**SHORT TASK:** Each entry below should be echoed exactly, with pictures omitted.

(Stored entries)
↓↓↓

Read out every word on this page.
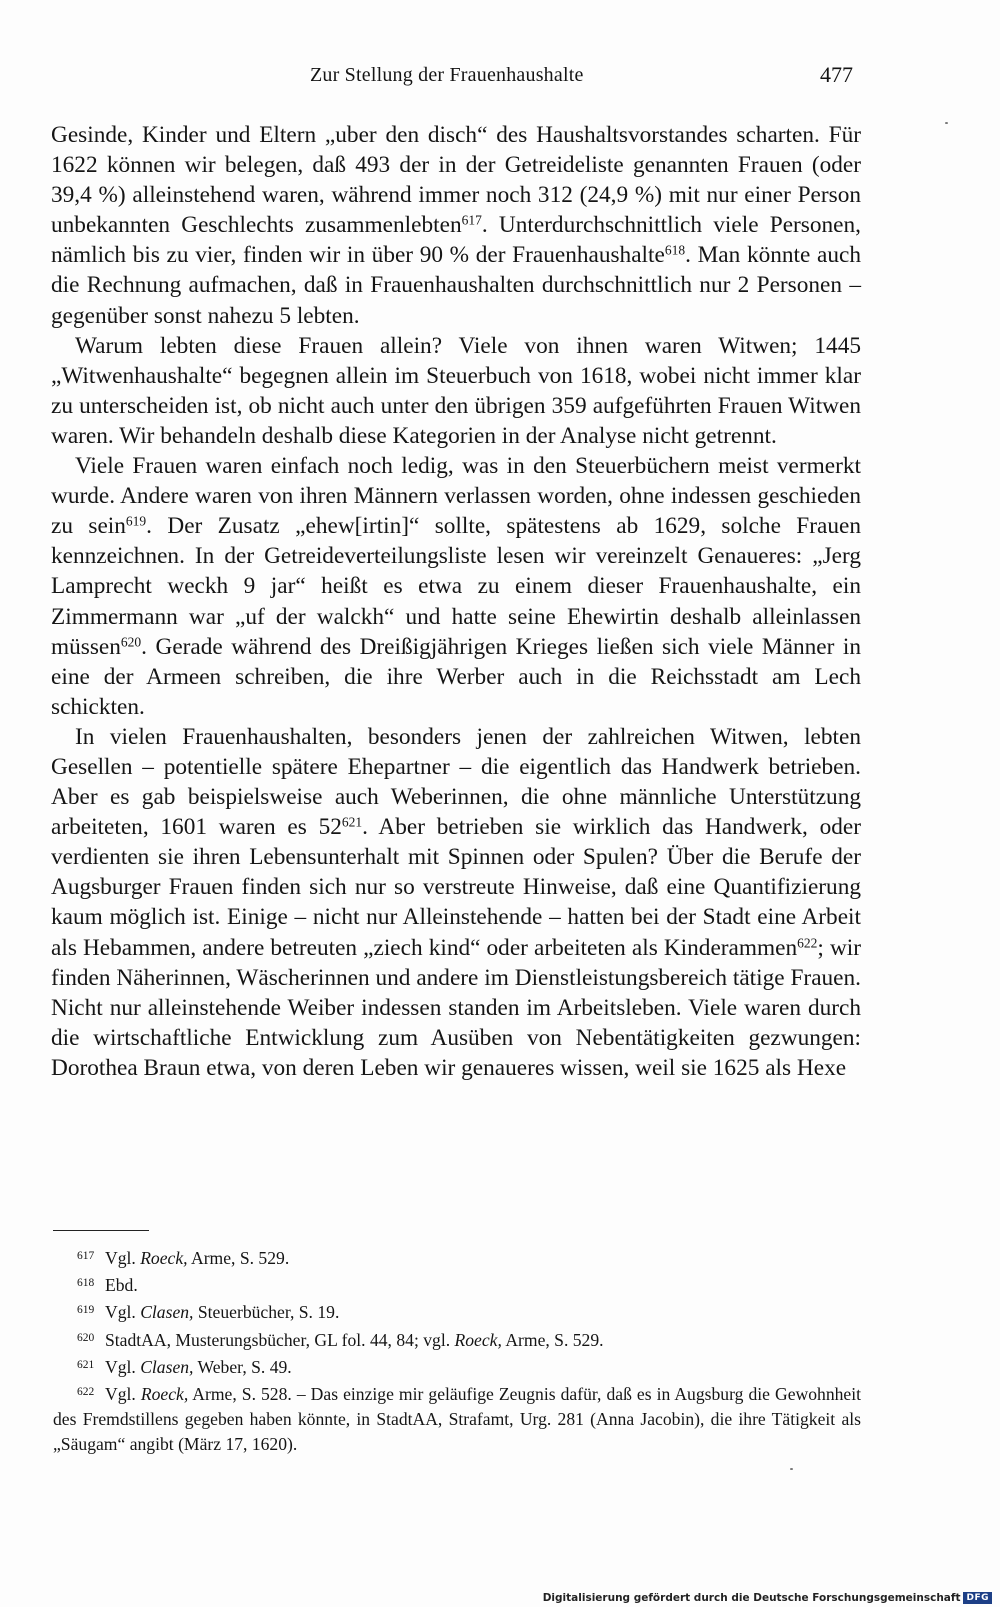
Zur Stellung der Frauenhaushalte	477

Gesinde, Kinder und Eltern „uber den disch“ des Haushaltsvorstandes scharten. Für 1622 können wir belegen, daß 493 der in der Getreideliste genannten Frauen (oder 39,4 %) alleinstehend waren, während immer noch 312 (24,9 %) mit nur einer Person unbekannten Geschlechts zusammenlebten$^{617}$. Unterdurchschnittlich viele Personen, nämlich bis zu vier, finden wir in über 90 % der Frauenhaushalte$^{618}$. Man könnte auch die Rechnung aufmachen, daß in Frauenhaushalten durchschnittlich nur 2 Personen – gegenüber sonst nahezu 5 lebten.

Warum lebten diese Frauen allein? Viele von ihnen waren Witwen; 1445 „Witwenhaushalte“ begegnen allein im Steuerbuch von 1618, wobei nicht immer klar zu unterscheiden ist, ob nicht auch unter den übrigen 359 aufgeführten Frauen Witwen waren. Wir behandeln deshalb diese Kategorien in der Analyse nicht getrennt.

Viele Frauen waren einfach noch ledig, was in den Steuerbüchern meist vermerkt wurde. Andere waren von ihren Männern verlassen worden, ohne indessen geschieden zu sein$^{619}$. Der Zusatz „ehew[irtin]“ sollte, spätestens ab 1629, solche Frauen kennzeichnen. In der Getreideverteilungsliste lesen wir vereinzelt Genaueres: „Jerg Lamprecht weckh 9 jar“ heißt es etwa zu einem dieser Frauenhaushalte, ein Zimmermann war „uf der walckh“ und hatte seine Ehewirtin deshalb alleinlassen müssen$^{620}$. Gerade während des Dreißigjährigen Krieges ließen sich viele Männer in eine der Armeen schreiben, die ihre Werber auch in die Reichsstadt am Lech schickten.

In vielen Frauenhaushalten, besonders jenen der zahlreichen Witwen, lebten Gesellen – potentielle spätere Ehepartner – die eigentlich das Handwerk betrieben. Aber es gab beispielsweise auch Weberinnen, die ohne männliche Unterstützung arbeiteten, 1601 waren es $52^{621}$. Aber betrieben sie wirklich das Handwerk, oder verdienten sie ihren Lebensunterhalt mit Spinnen oder Spulen? Über die Berufe der Augsburger Frauen finden sich nur so verstreute Hinweise, daß eine Quantifizierung kaum möglich ist. Einige – nicht nur Alleinstehende – hatten bei der Stadt eine Arbeit als Hebammen, andere betreuten „ziech kind“ oder arbeiteten als Kinderammen$^{622}$; wir finden Näherinnen, Wäscherinnen und andere im Dienstleistungsbereich tätige Frauen. Nicht nur alleinstehende Weiber indessen standen im Arbeitsleben. Viele waren durch die wirtschaftliche Entwicklung zum Ausüben von Nebentätigkeiten gezwungen: Dorothea Braun etwa, von deren Leben wir genaueres wissen, weil sie 1625 als Hexe

617 Vgl. Roeck, Arme, S. 529.

618 Ebd.

619 Vgl. Clasen, Steuerbücher, S. 19.

620 StadtAA, Musterungsbücher, GL fol. 44, 84; vgl. Roeck, Arme, S. 529.

621 Vgl. Clasen, Weber, S. 49.

622 Vgl. Roeck, Arme, S. 528. – Das einzige mir geläufige Zeugnis dafür, daß es in Augsburg die Gewohnheit des Fremdstillens gegeben haben könnte, in StadtAA, Strafamt, Urg. 281 (Anna Jacobin), die ihre Tätigkeit als „Säugam“ angibt (März 17, 1620).

Digitalisierung gefördert durch die Deutsche Forschungsgemeinschaft DFG
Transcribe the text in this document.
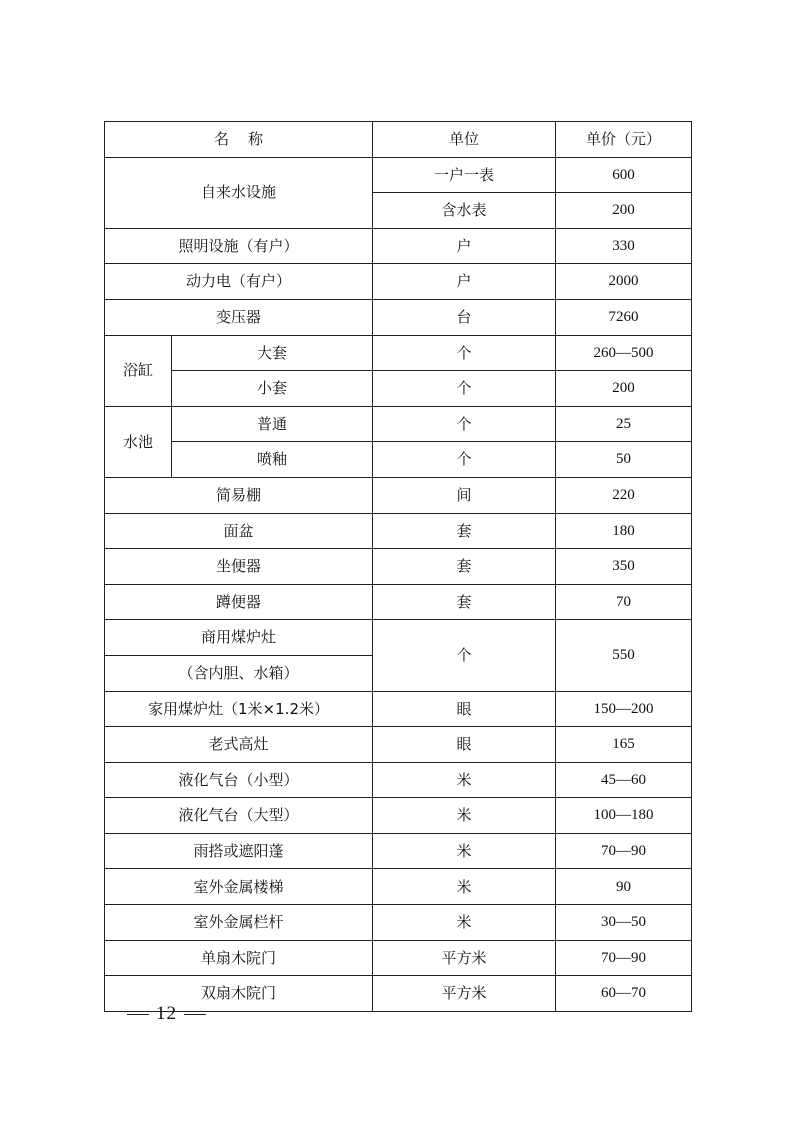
名    称		单位	单价（元）
自来水设施		一户一表	600
		含水表	200
照明设施（有户）		户	330
动力电（有户）		户	2000
变压器		台	7260
浴缸	大套	个	260—500
	小套	个	200
水池	普通	个	25
	喷釉	个	50
简易棚		间	220
面盆		套	180
坐便器		套	350
蹲便器		套	70
商用煤炉灶		个	550
（含内胆、水箱）			
家用煤炉灶（1米×1.2米）		眼	150—200
老式高灶		眼	165
液化气台（小型）		米	45—60
液化气台（大型）		米	100—180
雨搭或遮阳蓬		米	70—90
室外金属楼梯		米	90
室外金属栏杆		米	30—50
单扇木院门		平方米	70—90
双扇木院门		平方米	60—70
12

↑↑↑

**TASK RESULT:**
Read out every word on this page.
Zur Stellung der Frauenhaushalte	477

Gesinde, Kinder und Eltern „uber den disch“ des Haushaltsvorstandes scharten. Für 1622 können wir belegen, daß 493 der in der Getreideliste genannten Frauen (oder 39,4 %) alleinstehend waren, während immer noch 312 (24,9 %) mit nur einer Person unbekannten Geschlechts zusammenlebten$^{617}$. Unterdurchschnittlich viele Personen, nämlich bis zu vier, finden wir in über 90 % der Frauenhaushalte$^{618}$. Man könnte auch die Rechnung aufmachen, daß in Frauenhaushalten durchschnittlich nur 2 Personen – gegenüber sonst nahezu 5 lebten.

Warum lebten diese Frauen allein? Viele von ihnen waren Witwen; 1445 „Witwenhaushalte“ begegnen allein im Steuerbuch von 1618, wobei nicht immer klar zu unterscheiden ist, ob nicht auch unter den übrigen 359 aufgeführten Frauen Witwen waren. Wir behandeln deshalb diese Kategorien in der Analyse nicht getrennt.

Viele Frauen waren einfach noch ledig, was in den Steuerbüchern meist vermerkt wurde. Andere waren von ihren Männern verlassen worden, ohne indessen geschieden zu sein$^{619}$. Der Zusatz „ehew[irtin]“ sollte, spätestens ab 1629, solche Frauen kennzeichnen. In der Getreideverteilungsliste lesen wir vereinzelt Genaueres: „Jerg Lamprecht weckh 9 jar“ heißt es etwa zu einem dieser Frauenhaushalte, ein Zimmermann war „uf der walckh“ und hatte seine Ehewirtin deshalb alleinlassen müssen$^{620}$. Gerade während des Dreißigjährigen Krieges ließen sich viele Männer in eine der Armeen schreiben, die ihre Werber auch in die Reichsstadt am Lech schickten.

In vielen Frauenhaushalten, besonders jenen der zahlreichen Witwen, lebten Gesellen – potentielle spätere Ehepartner – die eigentlich das Handwerk betrieben. Aber es gab beispielsweise auch Weberinnen, die ohne männliche Unterstützung arbeiteten, 1601 waren es $52^{621}$. Aber betrieben sie wirklich das Handwerk, oder verdienten sie ihren Lebensunterhalt mit Spinnen oder Spulen? Über die Berufe der Augsburger Frauen finden sich nur so verstreute Hinweise, daß eine Quantifizierung kaum möglich ist. Einige – nicht nur Alleinstehende – hatten bei der Stadt eine Arbeit als Hebammen, andere betreuten „ziech kind“ oder arbeiteten als Kinderammen$^{622}$; wir finden Näherinnen, Wäscherinnen und andere im Dienstleistungsbereich tätige Frauen. Nicht nur alleinstehende Weiber indessen standen im Arbeitsleben. Viele waren durch die wirtschaftliche Entwicklung zum Ausüben von Nebentätigkeiten gezwungen: Dorothea Braun etwa, von deren Leben wir genaueres wissen, weil sie 1625 als Hexe

617 Vgl. Roeck, Arme, S. 529.

618 Ebd.

619 Vgl. Clasen, Steuerbücher, S. 19.

620 StadtAA, Musterungsbücher, GL fol. 44, 84; vgl. Roeck, Arme, S. 529.

621 Vgl. Clasen, Weber, S. 49.

622 Vgl. Roeck, Arme, S. 528. – Das einzige mir geläufige Zeugnis dafür, daß es in Augsburg die Gewohnheit des Fremdstillens gegeben haben könnte, in StadtAA, Strafamt, Urg. 281 (Anna Jacobin), die ihre Tätigkeit als „Säugam“ angibt (März 17, 1620).

Digitalisierung gefördert durch die Deutsche Forschungsgemeinschaft DFG
Transcribe the text in this document.
名    称		单位	单价（元）
自来水设施		一户一表	600
		含水表	200
照明设施（有户）		户	330
动力电（有户）		户	2000
变压器		台	7260
浴缸	大套	个	260—500
	小套	个	200
水池	普通	个	25
	喷釉	个	50
简易棚		间	220
面盆		套	180
坐便器		套	350
蹲便器		套	70
商用煤炉灶		个	550
（含内胆、水箱）			
家用煤炉灶（1米×1.2米）		眼	150—200
老式高灶		眼	165
液化气台（小型）		米	45—60
液化气台（大型）		米	100—180
雨搭或遮阳蓬		米	70—90
室外金属楼梯		米	90
室外金属栏杆		米	30—50
单扇木院门		平方米	70—90
双扇木院门		平方米	60—70
12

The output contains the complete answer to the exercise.